BRIEF>
Scan the data below for the string "content". Copy every line where it appears.

+++

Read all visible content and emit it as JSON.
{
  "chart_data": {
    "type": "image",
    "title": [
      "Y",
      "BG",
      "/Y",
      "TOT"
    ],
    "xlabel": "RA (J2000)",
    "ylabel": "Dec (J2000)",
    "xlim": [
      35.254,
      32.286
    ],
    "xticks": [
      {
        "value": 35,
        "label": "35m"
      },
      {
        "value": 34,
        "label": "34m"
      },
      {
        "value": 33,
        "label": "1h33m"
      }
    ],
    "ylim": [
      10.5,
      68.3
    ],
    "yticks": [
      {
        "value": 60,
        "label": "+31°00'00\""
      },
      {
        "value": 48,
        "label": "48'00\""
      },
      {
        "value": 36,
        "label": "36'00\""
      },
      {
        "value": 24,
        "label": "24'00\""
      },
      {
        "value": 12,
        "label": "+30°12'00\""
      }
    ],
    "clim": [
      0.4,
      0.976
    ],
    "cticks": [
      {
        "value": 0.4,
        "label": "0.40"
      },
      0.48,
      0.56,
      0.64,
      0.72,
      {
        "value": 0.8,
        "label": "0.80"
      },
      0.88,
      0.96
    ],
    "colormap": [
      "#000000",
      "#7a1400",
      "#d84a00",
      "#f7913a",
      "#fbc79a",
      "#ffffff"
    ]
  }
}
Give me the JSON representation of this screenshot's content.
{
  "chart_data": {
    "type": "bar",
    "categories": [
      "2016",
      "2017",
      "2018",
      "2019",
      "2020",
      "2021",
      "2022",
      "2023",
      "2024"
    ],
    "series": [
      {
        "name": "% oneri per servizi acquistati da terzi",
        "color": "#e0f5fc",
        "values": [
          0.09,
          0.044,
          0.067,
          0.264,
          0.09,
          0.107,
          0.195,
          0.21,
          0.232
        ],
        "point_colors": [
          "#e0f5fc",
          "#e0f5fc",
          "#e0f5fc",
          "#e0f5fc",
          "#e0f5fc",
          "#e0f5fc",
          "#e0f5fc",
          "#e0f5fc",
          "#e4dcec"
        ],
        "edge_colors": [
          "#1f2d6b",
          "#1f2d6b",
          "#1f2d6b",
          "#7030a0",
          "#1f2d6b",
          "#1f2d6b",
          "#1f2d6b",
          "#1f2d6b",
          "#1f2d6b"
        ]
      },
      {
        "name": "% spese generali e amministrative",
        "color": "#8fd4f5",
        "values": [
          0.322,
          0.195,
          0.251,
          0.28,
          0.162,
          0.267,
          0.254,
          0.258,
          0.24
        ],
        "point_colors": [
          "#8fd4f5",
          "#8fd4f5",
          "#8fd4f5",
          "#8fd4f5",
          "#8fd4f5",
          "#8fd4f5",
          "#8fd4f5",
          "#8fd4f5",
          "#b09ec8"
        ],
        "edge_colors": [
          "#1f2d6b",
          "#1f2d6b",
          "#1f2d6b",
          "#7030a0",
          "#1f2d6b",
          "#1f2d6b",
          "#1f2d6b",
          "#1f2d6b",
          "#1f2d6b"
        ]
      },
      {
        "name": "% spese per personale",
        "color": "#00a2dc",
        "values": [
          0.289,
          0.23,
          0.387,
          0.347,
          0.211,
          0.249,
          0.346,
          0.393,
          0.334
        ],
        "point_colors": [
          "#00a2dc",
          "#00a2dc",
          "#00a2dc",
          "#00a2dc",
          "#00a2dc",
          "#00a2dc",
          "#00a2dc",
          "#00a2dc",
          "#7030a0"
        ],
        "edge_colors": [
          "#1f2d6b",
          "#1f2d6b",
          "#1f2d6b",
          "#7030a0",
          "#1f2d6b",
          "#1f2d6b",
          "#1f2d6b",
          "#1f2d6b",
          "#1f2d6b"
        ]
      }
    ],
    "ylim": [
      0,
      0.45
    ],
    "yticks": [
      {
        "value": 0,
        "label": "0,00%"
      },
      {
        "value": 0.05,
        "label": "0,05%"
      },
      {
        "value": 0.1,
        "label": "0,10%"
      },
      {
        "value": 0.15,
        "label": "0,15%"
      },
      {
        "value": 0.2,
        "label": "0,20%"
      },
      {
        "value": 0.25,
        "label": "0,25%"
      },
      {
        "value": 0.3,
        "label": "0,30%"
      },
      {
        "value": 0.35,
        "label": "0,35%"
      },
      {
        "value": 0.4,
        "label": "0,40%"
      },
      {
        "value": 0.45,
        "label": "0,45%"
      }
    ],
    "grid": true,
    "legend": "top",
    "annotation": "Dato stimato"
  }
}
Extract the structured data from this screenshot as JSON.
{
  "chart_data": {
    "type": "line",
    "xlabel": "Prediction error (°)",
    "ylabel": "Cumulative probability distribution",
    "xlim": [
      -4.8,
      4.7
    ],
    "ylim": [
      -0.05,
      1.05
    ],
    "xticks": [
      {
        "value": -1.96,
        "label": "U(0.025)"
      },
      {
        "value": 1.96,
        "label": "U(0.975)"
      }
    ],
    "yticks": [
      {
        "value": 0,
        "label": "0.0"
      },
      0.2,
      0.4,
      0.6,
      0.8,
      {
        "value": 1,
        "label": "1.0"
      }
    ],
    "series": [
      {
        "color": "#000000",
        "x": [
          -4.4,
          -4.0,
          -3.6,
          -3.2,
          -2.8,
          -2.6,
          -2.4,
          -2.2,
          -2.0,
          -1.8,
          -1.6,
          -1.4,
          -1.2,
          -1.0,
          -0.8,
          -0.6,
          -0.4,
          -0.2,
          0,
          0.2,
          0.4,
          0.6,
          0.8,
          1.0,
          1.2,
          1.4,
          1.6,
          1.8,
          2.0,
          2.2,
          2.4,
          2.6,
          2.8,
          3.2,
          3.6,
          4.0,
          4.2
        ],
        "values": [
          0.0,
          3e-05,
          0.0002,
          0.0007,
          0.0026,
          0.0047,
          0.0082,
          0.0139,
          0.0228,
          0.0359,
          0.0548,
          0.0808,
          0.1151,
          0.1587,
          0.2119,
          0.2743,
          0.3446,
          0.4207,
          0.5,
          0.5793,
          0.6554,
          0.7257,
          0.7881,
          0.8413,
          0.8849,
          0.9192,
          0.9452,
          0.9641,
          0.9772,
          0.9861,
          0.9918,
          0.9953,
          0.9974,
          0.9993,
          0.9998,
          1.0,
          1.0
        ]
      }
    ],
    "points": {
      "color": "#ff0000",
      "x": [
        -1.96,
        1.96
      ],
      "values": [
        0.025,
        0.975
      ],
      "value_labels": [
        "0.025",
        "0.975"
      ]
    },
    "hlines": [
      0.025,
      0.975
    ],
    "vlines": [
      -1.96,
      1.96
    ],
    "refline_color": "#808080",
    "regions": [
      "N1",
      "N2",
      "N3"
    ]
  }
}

+++

RESULT OF THE TASK>
Read all visible content and emit it as JSON.
Give me the JSON representation of this screenshot's content.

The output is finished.